■ The request:
Repeat each entry in full, exactly.

Dataset entries on figures:
= = = = = = =

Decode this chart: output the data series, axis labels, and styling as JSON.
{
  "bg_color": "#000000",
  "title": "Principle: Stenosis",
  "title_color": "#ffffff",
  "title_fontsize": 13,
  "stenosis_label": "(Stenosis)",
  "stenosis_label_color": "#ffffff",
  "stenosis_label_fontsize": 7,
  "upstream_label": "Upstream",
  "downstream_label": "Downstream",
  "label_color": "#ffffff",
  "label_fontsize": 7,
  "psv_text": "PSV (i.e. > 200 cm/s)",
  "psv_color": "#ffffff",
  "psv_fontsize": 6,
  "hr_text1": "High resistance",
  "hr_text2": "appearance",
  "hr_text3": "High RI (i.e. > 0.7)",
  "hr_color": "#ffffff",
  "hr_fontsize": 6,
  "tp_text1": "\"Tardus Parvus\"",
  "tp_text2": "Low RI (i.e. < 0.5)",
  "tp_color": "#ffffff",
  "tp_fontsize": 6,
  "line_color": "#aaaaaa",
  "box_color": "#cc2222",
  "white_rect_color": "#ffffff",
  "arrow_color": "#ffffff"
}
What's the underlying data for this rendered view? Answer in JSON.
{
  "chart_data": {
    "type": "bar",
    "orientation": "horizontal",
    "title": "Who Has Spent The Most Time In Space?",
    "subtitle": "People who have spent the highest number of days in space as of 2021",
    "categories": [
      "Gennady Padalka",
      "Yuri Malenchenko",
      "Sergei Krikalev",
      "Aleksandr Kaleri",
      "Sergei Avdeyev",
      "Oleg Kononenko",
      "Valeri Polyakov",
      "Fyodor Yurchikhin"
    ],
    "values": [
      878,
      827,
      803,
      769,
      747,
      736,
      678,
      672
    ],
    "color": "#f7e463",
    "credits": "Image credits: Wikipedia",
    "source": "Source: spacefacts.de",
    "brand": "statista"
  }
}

= = = = = = =

■ Written solution:
Decode this chart: output the data series, axis labels, and styling as JSON.
{
  "bg_color": "#000000",
  "title": "Principle: Stenosis",
  "title_color": "#ffffff",
  "title_fontsize": 13,
  "stenosis_label": "(Stenosis)",
  "stenosis_label_color": "#ffffff",
  "stenosis_label_fontsize": 7,
  "upstream_label": "Upstream",
  "downstream_label": "Downstream",
  "label_color": "#ffffff",
  "label_fontsize": 7,
  "psv_text": "PSV (i.e. > 200 cm/s)",
  "psv_color": "#ffffff",
  "psv_fontsize": 6,
  "hr_text1": "High resistance",
  "hr_text2": "appearance",
  "hr_text3": "High RI (i.e. > 0.7)",
  "hr_color": "#ffffff",
  "hr_fontsize": 6,
  "tp_text1": "\"Tardus Parvus\"",
  "tp_text2": "Low RI (i.e. < 0.5)",
  "tp_color": "#ffffff",
  "tp_fontsize": 6,
  "line_color": "#aaaaaa",
  "box_color": "#cc2222",
  "white_rect_color": "#ffffff",
  "arrow_color": "#ffffff"
}
What's the underlying data for this rendered view? Answer in JSON.
{
  "chart_data": {
    "type": "bar",
    "orientation": "horizontal",
    "title": "Who Has Spent The Most Time In Space?",
    "subtitle": "People who have spent the highest number of days in space as of 2021",
    "categories": [
      "Gennady Padalka",
      "Yuri Malenchenko",
      "Sergei Krikalev",
      "Aleksandr Kaleri",
      "Sergei Avdeyev",
      "Oleg Kononenko",
      "Valeri Polyakov",
      "Fyodor Yurchikhin"
    ],
    "values": [
      878,
      827,
      803,
      769,
      747,
      736,
      678,
      672
    ],
    "color": "#f7e463",
    "credits": "Image credits: Wikipedia",
    "source": "Source: spacefacts.de",
    "brand": "statista"
  }
}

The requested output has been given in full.